▶ **BRIEF**
Give the data below again exactly as written, without its pictures.

▶ **SOURCE RECORDS**

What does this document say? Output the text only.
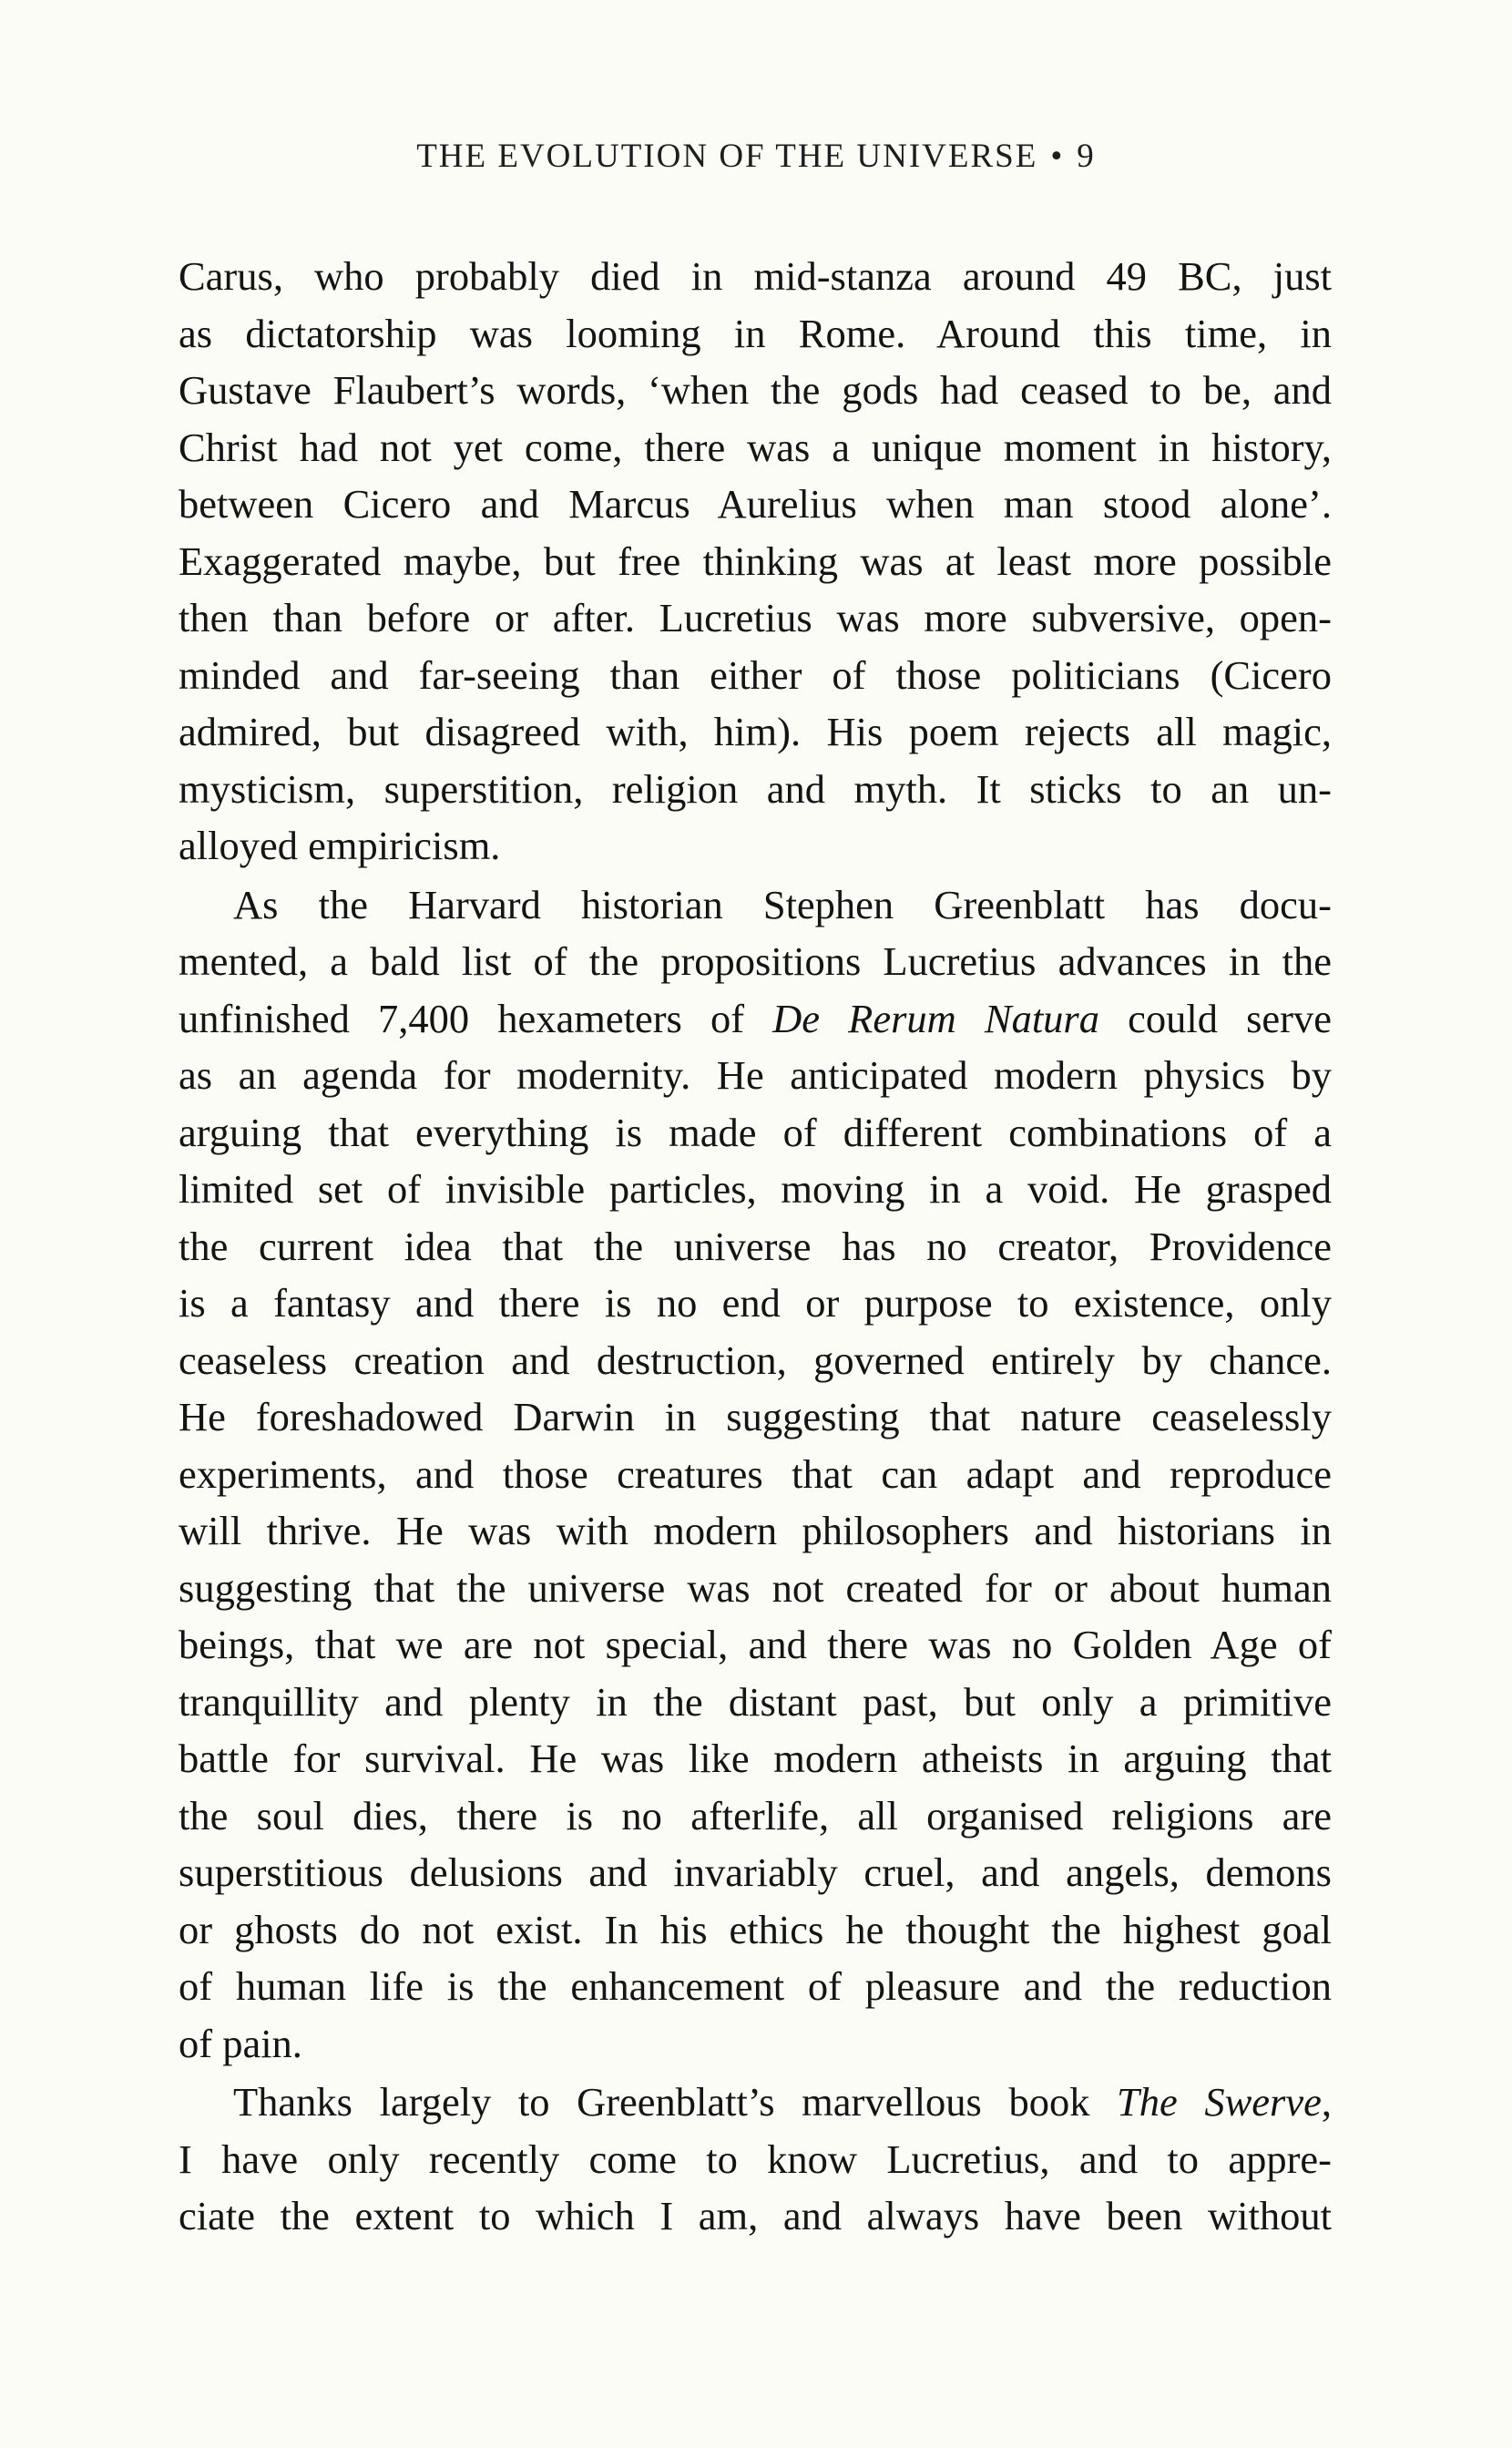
THE EVOLUTION OF THE UNIVERSE • 9
Carus, who probably died in mid-stanza around 49 BC, just
as dictatorship was looming in Rome. Around this time, in
Gustave Flaubert’s words, ‘when the gods had ceased to be, and
Christ had not yet come, there was a unique moment in history,
between Cicero and Marcus Aurelius when man stood alone’.
Exaggerated maybe, but free thinking was at least more possible
then than before or after. Lucretius was more subversive, open-
minded and far-seeing than either of those politicians (Cicero
admired, but disagreed with, him). His poem rejects all magic,
mysticism, superstition, religion and myth. It sticks to an un-
alloyed empiricism.
As the Harvard historian Stephen Greenblatt has docu-
mented, a bald list of the propositions Lucretius advances in the
unfinished 7,400 hexameters of De Rerum Natura could serve
as an agenda for modernity. He anticipated modern physics by
arguing that everything is made of different combinations of a
limited set of invisible particles, moving in a void. He grasped
the current idea that the universe has no creator, Providence
is a fantasy and there is no end or purpose to existence, only
ceaseless creation and destruction, governed entirely by chance.
He foreshadowed Darwin in suggesting that nature ceaselessly
experiments, and those creatures that can adapt and reproduce
will thrive. He was with modern philosophers and historians in
suggesting that the universe was not created for or about human
beings, that we are not special, and there was no Golden Age of
tranquillity and plenty in the distant past, but only a primitive
battle for survival. He was like modern atheists in arguing that
the soul dies, there is no afterlife, all organised religions are
superstitious delusions and invariably cruel, and angels, demons
or ghosts do not exist. In his ethics he thought the highest goal
of human life is the enhancement of pleasure and the reduction
of pain.
Thanks largely to Greenblatt’s marvellous book The Swerve,
I have only recently come to know Lucretius, and to appre-
ciate the extent to which I am, and always have been without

▶ **RIGHT ANSWER**
What does this document say? Output the text only.
THE EVOLUTION OF THE UNIVERSE • 9
Carus, who probably died in mid-stanza around 49 BC, just
as dictatorship was looming in Rome. Around this time, in
Gustave Flaubert’s words, ‘when the gods had ceased to be, and
Christ had not yet come, there was a unique moment in history,
between Cicero and Marcus Aurelius when man stood alone’.
Exaggerated maybe, but free thinking was at least more possible
then than before or after. Lucretius was more subversive, open-
minded and far-seeing than either of those politicians (Cicero
admired, but disagreed with, him). His poem rejects all magic,
mysticism, superstition, religion and myth. It sticks to an un-
alloyed empiricism.
As the Harvard historian Stephen Greenblatt has docu-
mented, a bald list of the propositions Lucretius advances in the
unfinished 7,400 hexameters of De Rerum Natura could serve
as an agenda for modernity. He anticipated modern physics by
arguing that everything is made of different combinations of a
limited set of invisible particles, moving in a void. He grasped
the current idea that the universe has no creator, Providence
is a fantasy and there is no end or purpose to existence, only
ceaseless creation and destruction, governed entirely by chance.
He foreshadowed Darwin in suggesting that nature ceaselessly
experiments, and those creatures that can adapt and reproduce
will thrive. He was with modern philosophers and historians in
suggesting that the universe was not created for or about human
beings, that we are not special, and there was no Golden Age of
tranquillity and plenty in the distant past, but only a primitive
battle for survival. He was like modern atheists in arguing that
the soul dies, there is no afterlife, all organised religions are
superstitious delusions and invariably cruel, and angels, demons
or ghosts do not exist. In his ethics he thought the highest goal
of human life is the enhancement of pleasure and the reduction
of pain.
Thanks largely to Greenblatt’s marvellous book The Swerve,
I have only recently come to know Lucretius, and to appre-
ciate the extent to which I am, and always have been without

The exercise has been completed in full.